──────── Given data ────────

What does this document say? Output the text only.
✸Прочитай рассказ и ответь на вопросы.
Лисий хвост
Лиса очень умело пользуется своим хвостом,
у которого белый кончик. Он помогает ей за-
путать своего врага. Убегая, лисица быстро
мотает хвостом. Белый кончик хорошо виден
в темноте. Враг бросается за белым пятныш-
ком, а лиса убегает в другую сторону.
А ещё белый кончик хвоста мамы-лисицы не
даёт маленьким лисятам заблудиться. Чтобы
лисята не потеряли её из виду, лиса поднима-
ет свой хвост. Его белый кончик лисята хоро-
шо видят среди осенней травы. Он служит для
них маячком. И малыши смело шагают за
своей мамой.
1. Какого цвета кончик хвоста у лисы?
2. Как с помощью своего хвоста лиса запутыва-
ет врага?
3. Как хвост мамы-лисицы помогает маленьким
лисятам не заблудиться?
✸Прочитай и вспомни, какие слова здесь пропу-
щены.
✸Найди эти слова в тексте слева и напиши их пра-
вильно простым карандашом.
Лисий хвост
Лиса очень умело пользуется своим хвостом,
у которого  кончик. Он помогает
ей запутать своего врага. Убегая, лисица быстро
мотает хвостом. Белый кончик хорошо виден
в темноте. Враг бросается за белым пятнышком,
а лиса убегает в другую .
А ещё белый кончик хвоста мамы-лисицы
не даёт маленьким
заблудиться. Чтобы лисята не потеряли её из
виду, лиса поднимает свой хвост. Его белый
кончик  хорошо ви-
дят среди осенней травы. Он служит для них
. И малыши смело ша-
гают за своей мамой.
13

────────

▶ Directions:
All of the data must be returned exactly.

▶ Output for this task:
What does this document say? Output the text only.
✸Прочитай рассказ и ответь на вопросы.
Лисий хвост
Лиса очень умело пользуется своим хвостом,
у которого белый кончик. Он помогает ей за-
путать своего врага. Убегая, лисица быстро
мотает хвостом. Белый кончик хорошо виден
в темноте. Враг бросается за белым пятныш-
ком, а лиса убегает в другую сторону.
А ещё белый кончик хвоста мамы-лисицы не
даёт маленьким лисятам заблудиться. Чтобы
лисята не потеряли её из виду, лиса поднима-
ет свой хвост. Его белый кончик лисята хоро-
шо видят среди осенней травы. Он служит для
них маячком. И малыши смело шагают за
своей мамой.
1. Какого цвета кончик хвоста у лисы?
2. Как с помощью своего хвоста лиса запутыва-
ет врага?
3. Как хвост мамы-лисицы помогает маленьким
лисятам не заблудиться?
✸Прочитай и вспомни, какие слова здесь пропу-
щены.
✸Найди эти слова в тексте слева и напиши их пра-
вильно простым карандашом.
Лисий хвост
Лиса очень умело пользуется своим хвостом,
у которого  кончик. Он помогает
ей запутать своего врага. Убегая, лисица быстро
мотает хвостом. Белый кончик хорошо виден
в темноте. Враг бросается за белым пятнышком,
а лиса убегает в другую .
А ещё белый кончик хвоста мамы-лисицы
не даёт маленьким
заблудиться. Чтобы лисята не потеряли её из
виду, лиса поднимает свой хвост. Его белый
кончик  хорошо ви-
дят среди осенней травы. Он служит для них
. И малыши смело ша-
гают за своей мамой.
13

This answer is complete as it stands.